* PROBLEM:
Each entry below must be repeated word for word.

(Excerpt from a dataset)
================
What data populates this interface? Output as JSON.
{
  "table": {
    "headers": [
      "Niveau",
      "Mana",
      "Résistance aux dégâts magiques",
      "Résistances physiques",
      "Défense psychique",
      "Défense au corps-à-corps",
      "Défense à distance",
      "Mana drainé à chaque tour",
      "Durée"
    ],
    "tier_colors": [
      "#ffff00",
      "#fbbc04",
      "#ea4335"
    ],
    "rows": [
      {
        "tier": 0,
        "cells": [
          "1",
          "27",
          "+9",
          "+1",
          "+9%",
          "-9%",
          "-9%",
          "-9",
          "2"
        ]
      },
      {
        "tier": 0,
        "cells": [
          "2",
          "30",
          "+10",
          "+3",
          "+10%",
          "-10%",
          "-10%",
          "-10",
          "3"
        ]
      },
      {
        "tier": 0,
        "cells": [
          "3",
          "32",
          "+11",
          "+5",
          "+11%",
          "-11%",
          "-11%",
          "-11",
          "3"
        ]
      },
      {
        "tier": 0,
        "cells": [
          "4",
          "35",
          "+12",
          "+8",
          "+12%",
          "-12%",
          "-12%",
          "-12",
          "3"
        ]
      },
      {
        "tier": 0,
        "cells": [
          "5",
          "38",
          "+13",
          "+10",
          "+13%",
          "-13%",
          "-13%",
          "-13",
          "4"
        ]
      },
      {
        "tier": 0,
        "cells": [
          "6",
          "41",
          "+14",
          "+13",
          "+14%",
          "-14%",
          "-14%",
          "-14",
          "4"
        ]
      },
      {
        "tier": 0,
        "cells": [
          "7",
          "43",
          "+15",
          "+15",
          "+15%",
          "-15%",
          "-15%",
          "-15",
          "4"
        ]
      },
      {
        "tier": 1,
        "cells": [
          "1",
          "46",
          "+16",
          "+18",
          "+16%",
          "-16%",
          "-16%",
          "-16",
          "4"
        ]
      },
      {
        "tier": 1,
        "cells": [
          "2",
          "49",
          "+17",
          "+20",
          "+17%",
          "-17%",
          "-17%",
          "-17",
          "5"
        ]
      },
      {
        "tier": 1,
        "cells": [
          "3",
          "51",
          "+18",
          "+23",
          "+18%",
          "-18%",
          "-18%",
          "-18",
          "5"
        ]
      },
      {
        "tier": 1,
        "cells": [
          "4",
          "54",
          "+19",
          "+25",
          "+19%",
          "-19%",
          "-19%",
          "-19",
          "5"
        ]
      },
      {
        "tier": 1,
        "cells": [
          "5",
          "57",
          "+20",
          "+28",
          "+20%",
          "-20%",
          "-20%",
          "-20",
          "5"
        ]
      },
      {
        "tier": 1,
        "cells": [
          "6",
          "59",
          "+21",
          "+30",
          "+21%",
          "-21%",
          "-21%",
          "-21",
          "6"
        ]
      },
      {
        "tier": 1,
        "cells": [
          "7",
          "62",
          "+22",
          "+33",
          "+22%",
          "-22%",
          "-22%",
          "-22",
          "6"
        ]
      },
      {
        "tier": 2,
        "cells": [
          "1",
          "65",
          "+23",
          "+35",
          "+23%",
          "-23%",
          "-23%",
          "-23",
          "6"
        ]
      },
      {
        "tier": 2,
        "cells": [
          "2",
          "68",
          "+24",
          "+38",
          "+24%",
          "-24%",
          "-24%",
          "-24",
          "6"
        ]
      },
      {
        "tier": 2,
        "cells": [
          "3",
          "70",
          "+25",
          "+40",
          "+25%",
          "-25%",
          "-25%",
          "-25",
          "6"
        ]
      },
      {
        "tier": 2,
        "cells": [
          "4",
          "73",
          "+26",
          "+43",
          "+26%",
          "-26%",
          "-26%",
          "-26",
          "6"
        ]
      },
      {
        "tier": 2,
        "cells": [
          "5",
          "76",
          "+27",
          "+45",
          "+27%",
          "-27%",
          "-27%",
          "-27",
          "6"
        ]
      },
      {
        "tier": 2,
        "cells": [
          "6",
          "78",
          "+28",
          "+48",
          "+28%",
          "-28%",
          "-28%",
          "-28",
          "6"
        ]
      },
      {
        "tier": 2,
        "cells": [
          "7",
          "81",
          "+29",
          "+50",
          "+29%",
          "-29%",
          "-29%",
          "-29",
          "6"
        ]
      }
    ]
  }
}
================
* SOLUTION FOR THIS PROBLEM:
What data populates this interface? Output as JSON.
{
  "table": {
    "headers": [
      "Niveau",
      "Mana",
      "Résistance aux dégâts magiques",
      "Résistances physiques",
      "Défense psychique",
      "Défense au corps-à-corps",
      "Défense à distance",
      "Mana drainé à chaque tour",
      "Durée"
    ],
    "tier_colors": [
      "#ffff00",
      "#fbbc04",
      "#ea4335"
    ],
    "rows": [
      {
        "tier": 0,
        "cells": [
          "1",
          "27",
          "+9",
          "+1",
          "+9%",
          "-9%",
          "-9%",
          "-9",
          "2"
        ]
      },
      {
        "tier": 0,
        "cells": [
          "2",
          "30",
          "+10",
          "+3",
          "+10%",
          "-10%",
          "-10%",
          "-10",
          "3"
        ]
      },
      {
        "tier": 0,
        "cells": [
          "3",
          "32",
          "+11",
          "+5",
          "+11%",
          "-11%",
          "-11%",
          "-11",
          "3"
        ]
      },
      {
        "tier": 0,
        "cells": [
          "4",
          "35",
          "+12",
          "+8",
          "+12%",
          "-12%",
          "-12%",
          "-12",
          "3"
        ]
      },
      {
        "tier": 0,
        "cells": [
          "5",
          "38",
          "+13",
          "+10",
          "+13%",
          "-13%",
          "-13%",
          "-13",
          "4"
        ]
      },
      {
        "tier": 0,
        "cells": [
          "6",
          "41",
          "+14",
          "+13",
          "+14%",
          "-14%",
          "-14%",
          "-14",
          "4"
        ]
      },
      {
        "tier": 0,
        "cells": [
          "7",
          "43",
          "+15",
          "+15",
          "+15%",
          "-15%",
          "-15%",
          "-15",
          "4"
        ]
      },
      {
        "tier": 1,
        "cells": [
          "1",
          "46",
          "+16",
          "+18",
          "+16%",
          "-16%",
          "-16%",
          "-16",
          "4"
        ]
      },
      {
        "tier": 1,
        "cells": [
          "2",
          "49",
          "+17",
          "+20",
          "+17%",
          "-17%",
          "-17%",
          "-17",
          "5"
        ]
      },
      {
        "tier": 1,
        "cells": [
          "3",
          "51",
          "+18",
          "+23",
          "+18%",
          "-18%",
          "-18%",
          "-18",
          "5"
        ]
      },
      {
        "tier": 1,
        "cells": [
          "4",
          "54",
          "+19",
          "+25",
          "+19%",
          "-19%",
          "-19%",
          "-19",
          "5"
        ]
      },
      {
        "tier": 1,
        "cells": [
          "5",
          "57",
          "+20",
          "+28",
          "+20%",
          "-20%",
          "-20%",
          "-20",
          "5"
        ]
      },
      {
        "tier": 1,
        "cells": [
          "6",
          "59",
          "+21",
          "+30",
          "+21%",
          "-21%",
          "-21%",
          "-21",
          "6"
        ]
      },
      {
        "tier": 1,
        "cells": [
          "7",
          "62",
          "+22",
          "+33",
          "+22%",
          "-22%",
          "-22%",
          "-22",
          "6"
        ]
      },
      {
        "tier": 2,
        "cells": [
          "1",
          "65",
          "+23",
          "+35",
          "+23%",
          "-23%",
          "-23%",
          "-23",
          "6"
        ]
      },
      {
        "tier": 2,
        "cells": [
          "2",
          "68",
          "+24",
          "+38",
          "+24%",
          "-24%",
          "-24%",
          "-24",
          "6"
        ]
      },
      {
        "tier": 2,
        "cells": [
          "3",
          "70",
          "+25",
          "+40",
          "+25%",
          "-25%",
          "-25%",
          "-25",
          "6"
        ]
      },
      {
        "tier": 2,
        "cells": [
          "4",
          "73",
          "+26",
          "+43",
          "+26%",
          "-26%",
          "-26%",
          "-26",
          "6"
        ]
      },
      {
        "tier": 2,
        "cells": [
          "5",
          "76",
          "+27",
          "+45",
          "+27%",
          "-27%",
          "-27%",
          "-27",
          "6"
        ]
      },
      {
        "tier": 2,
        "cells": [
          "6",
          "78",
          "+28",
          "+48",
          "+28%",
          "-28%",
          "-28%",
          "-28",
          "6"
        ]
      },
      {
        "tier": 2,
        "cells": [
          "7",
          "81",
          "+29",
          "+50",
          "+29%",
          "-29%",
          "-29%",
          "-29",
          "6"
        ]
      }
    ]
  }
}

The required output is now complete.